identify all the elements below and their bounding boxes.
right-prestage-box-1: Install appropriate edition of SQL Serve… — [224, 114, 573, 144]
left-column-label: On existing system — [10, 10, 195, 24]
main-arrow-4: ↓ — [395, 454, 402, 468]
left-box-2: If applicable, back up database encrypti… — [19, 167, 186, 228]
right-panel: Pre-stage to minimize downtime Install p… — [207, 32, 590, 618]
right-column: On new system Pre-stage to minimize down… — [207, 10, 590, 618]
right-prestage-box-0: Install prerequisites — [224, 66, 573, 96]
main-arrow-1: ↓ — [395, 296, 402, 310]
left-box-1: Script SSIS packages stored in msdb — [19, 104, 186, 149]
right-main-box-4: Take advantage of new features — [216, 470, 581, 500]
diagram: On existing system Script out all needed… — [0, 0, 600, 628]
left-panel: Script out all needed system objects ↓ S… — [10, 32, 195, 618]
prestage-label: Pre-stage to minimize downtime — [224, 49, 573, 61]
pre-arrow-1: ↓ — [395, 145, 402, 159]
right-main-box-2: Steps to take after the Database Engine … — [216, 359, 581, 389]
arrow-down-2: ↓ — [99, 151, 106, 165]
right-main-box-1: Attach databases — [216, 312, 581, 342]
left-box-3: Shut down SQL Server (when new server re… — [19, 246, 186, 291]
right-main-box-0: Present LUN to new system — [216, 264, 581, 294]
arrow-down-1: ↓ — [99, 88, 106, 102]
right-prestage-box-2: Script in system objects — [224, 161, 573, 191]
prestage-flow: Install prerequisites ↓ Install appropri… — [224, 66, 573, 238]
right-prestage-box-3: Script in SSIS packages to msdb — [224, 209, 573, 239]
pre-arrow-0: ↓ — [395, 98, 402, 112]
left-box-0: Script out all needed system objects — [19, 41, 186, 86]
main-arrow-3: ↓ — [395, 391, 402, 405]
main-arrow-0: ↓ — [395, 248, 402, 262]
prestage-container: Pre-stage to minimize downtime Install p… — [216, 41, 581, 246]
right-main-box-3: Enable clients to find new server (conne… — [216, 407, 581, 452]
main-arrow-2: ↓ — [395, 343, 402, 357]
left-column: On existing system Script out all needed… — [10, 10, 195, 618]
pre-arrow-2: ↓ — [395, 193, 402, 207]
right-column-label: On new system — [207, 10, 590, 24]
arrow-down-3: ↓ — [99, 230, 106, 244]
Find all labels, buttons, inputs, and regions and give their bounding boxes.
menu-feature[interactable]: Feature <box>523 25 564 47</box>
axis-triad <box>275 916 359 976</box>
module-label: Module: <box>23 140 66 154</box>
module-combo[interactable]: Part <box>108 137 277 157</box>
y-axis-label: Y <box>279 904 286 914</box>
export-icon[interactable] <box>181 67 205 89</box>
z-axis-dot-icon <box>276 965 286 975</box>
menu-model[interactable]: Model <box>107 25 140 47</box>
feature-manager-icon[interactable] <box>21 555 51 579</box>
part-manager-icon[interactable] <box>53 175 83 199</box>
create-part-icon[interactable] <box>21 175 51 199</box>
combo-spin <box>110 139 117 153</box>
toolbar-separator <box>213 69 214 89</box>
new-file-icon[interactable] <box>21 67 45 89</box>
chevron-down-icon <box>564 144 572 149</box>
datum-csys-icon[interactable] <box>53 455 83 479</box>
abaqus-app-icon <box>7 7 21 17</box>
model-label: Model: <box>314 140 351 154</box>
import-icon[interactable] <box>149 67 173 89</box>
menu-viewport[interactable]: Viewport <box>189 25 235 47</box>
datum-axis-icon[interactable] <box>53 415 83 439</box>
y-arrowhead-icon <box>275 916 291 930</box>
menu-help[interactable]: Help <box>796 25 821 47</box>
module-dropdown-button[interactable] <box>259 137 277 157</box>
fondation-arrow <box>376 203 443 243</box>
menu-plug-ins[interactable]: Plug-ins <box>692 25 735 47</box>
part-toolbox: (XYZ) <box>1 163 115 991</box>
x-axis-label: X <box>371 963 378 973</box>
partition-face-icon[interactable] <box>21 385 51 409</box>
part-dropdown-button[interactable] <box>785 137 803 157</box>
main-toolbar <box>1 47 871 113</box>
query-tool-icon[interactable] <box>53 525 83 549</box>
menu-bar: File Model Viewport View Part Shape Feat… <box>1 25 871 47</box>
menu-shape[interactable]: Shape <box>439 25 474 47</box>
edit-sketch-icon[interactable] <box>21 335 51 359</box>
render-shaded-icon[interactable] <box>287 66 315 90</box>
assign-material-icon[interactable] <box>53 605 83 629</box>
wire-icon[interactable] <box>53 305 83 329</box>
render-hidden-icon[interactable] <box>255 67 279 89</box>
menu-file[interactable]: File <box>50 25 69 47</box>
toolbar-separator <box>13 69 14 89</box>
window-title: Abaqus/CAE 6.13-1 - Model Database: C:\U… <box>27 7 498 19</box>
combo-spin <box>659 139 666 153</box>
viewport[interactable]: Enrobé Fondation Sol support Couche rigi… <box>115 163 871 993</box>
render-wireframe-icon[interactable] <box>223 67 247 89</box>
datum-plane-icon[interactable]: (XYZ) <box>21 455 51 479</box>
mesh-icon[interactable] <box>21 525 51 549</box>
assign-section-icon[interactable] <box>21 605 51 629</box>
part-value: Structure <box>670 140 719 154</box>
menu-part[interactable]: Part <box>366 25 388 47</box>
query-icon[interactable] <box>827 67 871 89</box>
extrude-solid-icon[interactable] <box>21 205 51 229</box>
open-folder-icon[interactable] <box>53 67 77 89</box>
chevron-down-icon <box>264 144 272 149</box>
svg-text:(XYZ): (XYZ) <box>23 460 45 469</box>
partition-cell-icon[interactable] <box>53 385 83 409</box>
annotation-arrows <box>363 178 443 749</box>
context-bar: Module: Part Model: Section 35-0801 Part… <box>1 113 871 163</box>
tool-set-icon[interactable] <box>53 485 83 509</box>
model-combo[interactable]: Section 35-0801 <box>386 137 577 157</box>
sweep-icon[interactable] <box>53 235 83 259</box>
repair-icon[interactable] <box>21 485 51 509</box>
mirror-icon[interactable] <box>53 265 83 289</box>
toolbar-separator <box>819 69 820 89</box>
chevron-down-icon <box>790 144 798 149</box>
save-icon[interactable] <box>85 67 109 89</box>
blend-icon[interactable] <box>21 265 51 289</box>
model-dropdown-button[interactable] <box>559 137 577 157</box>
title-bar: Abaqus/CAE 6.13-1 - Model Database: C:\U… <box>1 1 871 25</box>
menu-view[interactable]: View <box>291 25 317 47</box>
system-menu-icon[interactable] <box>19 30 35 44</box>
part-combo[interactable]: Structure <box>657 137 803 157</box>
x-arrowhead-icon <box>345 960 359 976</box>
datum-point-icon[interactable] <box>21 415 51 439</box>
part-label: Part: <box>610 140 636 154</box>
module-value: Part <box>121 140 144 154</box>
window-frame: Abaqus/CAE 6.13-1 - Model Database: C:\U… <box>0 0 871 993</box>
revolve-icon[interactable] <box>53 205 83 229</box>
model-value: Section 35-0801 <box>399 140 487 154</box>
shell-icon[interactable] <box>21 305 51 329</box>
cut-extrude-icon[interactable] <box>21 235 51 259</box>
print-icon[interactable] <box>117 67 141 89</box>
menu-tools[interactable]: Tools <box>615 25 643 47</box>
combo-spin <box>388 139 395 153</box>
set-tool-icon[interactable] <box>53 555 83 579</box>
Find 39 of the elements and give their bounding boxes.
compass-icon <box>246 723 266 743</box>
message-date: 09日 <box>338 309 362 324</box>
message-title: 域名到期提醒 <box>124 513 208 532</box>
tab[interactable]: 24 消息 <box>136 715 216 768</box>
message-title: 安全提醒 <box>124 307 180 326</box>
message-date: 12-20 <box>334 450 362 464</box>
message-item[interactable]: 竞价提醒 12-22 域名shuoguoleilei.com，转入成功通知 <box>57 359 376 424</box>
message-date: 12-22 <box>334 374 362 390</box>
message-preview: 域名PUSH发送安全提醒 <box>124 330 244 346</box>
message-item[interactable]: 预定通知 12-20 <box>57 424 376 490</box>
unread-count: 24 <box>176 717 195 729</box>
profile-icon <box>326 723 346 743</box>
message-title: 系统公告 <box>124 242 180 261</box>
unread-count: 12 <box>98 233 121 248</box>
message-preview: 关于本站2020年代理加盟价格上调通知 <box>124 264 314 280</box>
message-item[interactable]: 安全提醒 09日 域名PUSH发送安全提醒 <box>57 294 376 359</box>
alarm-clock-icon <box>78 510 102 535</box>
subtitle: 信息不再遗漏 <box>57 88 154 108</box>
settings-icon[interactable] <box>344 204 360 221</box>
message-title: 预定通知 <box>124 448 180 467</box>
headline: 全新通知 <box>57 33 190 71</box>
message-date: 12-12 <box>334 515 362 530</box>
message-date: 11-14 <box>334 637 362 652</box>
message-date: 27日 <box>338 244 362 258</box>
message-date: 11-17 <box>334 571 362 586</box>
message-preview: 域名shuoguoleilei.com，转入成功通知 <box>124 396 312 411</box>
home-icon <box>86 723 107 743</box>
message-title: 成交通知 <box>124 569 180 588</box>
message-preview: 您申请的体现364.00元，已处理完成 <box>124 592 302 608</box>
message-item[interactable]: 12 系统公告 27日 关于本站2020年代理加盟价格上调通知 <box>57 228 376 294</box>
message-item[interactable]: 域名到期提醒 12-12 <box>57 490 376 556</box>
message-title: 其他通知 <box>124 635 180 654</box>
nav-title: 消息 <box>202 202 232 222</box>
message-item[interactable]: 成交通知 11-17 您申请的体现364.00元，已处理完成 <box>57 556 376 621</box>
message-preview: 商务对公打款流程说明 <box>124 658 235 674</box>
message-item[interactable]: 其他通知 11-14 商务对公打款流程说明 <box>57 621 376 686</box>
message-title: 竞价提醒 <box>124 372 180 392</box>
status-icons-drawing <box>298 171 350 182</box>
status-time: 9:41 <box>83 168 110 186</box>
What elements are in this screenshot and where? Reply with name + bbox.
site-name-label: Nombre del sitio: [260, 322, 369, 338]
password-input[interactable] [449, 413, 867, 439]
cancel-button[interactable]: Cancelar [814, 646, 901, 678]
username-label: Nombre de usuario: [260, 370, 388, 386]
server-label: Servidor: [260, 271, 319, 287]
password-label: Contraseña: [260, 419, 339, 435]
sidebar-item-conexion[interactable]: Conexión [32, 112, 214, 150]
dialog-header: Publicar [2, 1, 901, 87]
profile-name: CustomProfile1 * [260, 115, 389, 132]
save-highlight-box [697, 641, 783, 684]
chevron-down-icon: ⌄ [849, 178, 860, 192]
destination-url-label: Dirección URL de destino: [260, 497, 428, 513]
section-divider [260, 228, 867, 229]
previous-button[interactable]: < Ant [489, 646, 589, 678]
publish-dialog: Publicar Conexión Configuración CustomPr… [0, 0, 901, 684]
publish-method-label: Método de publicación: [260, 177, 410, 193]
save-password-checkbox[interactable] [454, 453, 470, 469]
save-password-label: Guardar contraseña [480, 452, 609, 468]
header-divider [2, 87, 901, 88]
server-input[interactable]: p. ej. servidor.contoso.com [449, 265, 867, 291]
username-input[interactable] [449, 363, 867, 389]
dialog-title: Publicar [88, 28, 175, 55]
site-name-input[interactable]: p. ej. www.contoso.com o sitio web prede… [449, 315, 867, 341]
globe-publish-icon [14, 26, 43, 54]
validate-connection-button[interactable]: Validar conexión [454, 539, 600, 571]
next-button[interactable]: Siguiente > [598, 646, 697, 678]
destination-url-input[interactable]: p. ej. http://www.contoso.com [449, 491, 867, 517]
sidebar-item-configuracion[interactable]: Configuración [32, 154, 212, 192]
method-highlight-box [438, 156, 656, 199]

● Stated goal
Print the material above verbatim, from its first line through the line containing "left-box-1: Script SSIS".

● Problem solution
identify all the elements below and their bounding boxes.
right-prestage-box-1: Install appropriate edition of SQL Serve… — [224, 114, 573, 144]
left-column-label: On existing system — [10, 10, 195, 24]
main-arrow-4: ↓ — [395, 454, 402, 468]
left-box-2: If applicable, back up database encrypti… — [19, 167, 186, 228]
right-panel: Pre-stage to minimize downtime Install p… — [207, 32, 590, 618]
right-column: On new system Pre-stage to minimize down… — [207, 10, 590, 618]
right-prestage-box-0: Install prerequisites — [224, 66, 573, 96]
main-arrow-1: ↓ — [395, 296, 402, 310]
left-box-1: Script SSIS packages stored in msdb — [19, 104, 186, 149]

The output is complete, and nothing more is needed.